§ **Task objective**: Write the material out again exactly.

§ **Rows**:
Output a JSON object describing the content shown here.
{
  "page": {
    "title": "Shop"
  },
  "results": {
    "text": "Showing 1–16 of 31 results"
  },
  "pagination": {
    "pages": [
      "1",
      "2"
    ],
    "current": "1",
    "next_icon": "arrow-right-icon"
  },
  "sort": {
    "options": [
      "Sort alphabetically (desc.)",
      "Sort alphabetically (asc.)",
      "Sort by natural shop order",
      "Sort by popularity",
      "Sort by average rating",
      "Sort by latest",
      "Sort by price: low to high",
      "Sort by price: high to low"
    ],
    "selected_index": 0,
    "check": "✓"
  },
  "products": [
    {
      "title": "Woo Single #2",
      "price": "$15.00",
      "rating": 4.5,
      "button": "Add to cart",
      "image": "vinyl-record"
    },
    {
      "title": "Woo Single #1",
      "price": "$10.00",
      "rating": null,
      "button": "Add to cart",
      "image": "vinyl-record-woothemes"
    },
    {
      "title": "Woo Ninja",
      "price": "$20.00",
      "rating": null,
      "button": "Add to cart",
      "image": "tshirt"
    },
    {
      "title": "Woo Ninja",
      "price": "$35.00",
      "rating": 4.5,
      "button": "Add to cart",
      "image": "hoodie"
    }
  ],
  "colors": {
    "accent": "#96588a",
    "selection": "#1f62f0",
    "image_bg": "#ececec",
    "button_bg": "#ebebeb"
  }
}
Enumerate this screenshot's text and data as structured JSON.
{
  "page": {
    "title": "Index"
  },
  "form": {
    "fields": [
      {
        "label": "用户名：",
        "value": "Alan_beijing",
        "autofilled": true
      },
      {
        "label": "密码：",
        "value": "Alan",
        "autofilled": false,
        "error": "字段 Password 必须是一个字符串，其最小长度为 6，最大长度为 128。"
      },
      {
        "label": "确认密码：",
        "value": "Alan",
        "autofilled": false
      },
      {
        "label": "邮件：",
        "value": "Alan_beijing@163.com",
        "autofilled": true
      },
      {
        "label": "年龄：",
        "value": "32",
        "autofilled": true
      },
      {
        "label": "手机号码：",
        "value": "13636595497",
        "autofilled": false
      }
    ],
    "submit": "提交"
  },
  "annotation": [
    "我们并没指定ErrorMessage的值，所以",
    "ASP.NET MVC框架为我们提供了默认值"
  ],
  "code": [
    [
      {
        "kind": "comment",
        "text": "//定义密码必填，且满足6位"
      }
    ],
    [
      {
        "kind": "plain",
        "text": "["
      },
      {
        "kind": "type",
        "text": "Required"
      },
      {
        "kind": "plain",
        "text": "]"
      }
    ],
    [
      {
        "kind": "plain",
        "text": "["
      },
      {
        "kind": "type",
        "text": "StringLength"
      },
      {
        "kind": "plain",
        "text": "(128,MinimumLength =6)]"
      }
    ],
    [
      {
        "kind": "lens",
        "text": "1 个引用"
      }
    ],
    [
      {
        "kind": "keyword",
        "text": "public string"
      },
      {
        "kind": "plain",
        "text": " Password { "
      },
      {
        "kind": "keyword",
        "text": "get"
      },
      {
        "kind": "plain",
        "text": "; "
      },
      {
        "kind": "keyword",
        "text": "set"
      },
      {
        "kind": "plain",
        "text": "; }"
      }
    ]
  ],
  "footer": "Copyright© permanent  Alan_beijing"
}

§ **Reply to the exercise**:
Output a JSON object describing the content shown here.
{
  "page": {
    "title": "Shop"
  },
  "results": {
    "text": "Showing 1–16 of 31 results"
  },
  "pagination": {
    "pages": [
      "1",
      "2"
    ],
    "current": "1",
    "next_icon": "arrow-right-icon"
  },
  "sort": {
    "options": [
      "Sort alphabetically (desc.)",
      "Sort alphabetically (asc.)",
      "Sort by natural shop order",
      "Sort by popularity",
      "Sort by average rating",
      "Sort by latest",
      "Sort by price: low to high",
      "Sort by price: high to low"
    ],
    "selected_index": 0,
    "check": "✓"
  },
  "products": [
    {
      "title": "Woo Single #2",
      "price": "$15.00",
      "rating": 4.5,
      "button": "Add to cart",
      "image": "vinyl-record"
    },
    {
      "title": "Woo Single #1",
      "price": "$10.00",
      "rating": null,
      "button": "Add to cart",
      "image": "vinyl-record-woothemes"
    },
    {
      "title": "Woo Ninja",
      "price": "$20.00",
      "rating": null,
      "button": "Add to cart",
      "image": "tshirt"
    },
    {
      "title": "Woo Ninja",
      "price": "$35.00",
      "rating": 4.5,
      "button": "Add to cart",
      "image": "hoodie"
    }
  ],
  "colors": {
    "accent": "#96588a",
    "selection": "#1f62f0",
    "image_bg": "#ececec",
    "button_bg": "#ebebeb"
  }
}
Enumerate this screenshot's text and data as structured JSON.
{
  "page": {
    "title": "Index"
  },
  "form": {
    "fields": [
      {
        "label": "用户名：",
        "value": "Alan_beijing",
        "autofilled": true
      },
      {
        "label": "密码：",
        "value": "Alan",
        "autofilled": false,
        "error": "字段 Password 必须是一个字符串，其最小长度为 6，最大长度为 128。"
      },
      {
        "label": "确认密码：",
        "value": "Alan",
        "autofilled": false
      },
      {
        "label": "邮件：",
        "value": "Alan_beijing@163.com",
        "autofilled": true
      },
      {
        "label": "年龄：",
        "value": "32",
        "autofilled": true
      },
      {
        "label": "手机号码：",
        "value": "13636595497",
        "autofilled": false
      }
    ],
    "submit": "提交"
  },
  "annotation": [
    "我们并没指定ErrorMessage的值，所以",
    "ASP.NET MVC框架为我们提供了默认值"
  ],
  "code": [
    [
      {
        "kind": "comment",
        "text": "//定义密码必填，且满足6位"
      }
    ],
    [
      {
        "kind": "plain",
        "text": "["
      },
      {
        "kind": "type",
        "text": "Required"
      },
      {
        "kind": "plain",
        "text": "]"
      }
    ],
    [
      {
        "kind": "plain",
        "text": "["
      },
      {
        "kind": "type",
        "text": "StringLength"
      },
      {
        "kind": "plain",
        "text": "(128,MinimumLength =6)]"
      }
    ],
    [
      {
        "kind": "lens",
        "text": "1 个引用"
      }
    ],
    [
      {
        "kind": "keyword",
        "text": "public string"
      },
      {
        "kind": "plain",
        "text": " Password { "
      },
      {
        "kind": "keyword",
        "text": "get"
      },
      {
        "kind": "plain",
        "text": "; "
      },
      {
        "kind": "keyword",
        "text": "set"
      },
      {
        "kind": "plain",
        "text": "; }"
      }
    ]
  ],
  "footer": "Copyright© permanent  Alan_beijing"
}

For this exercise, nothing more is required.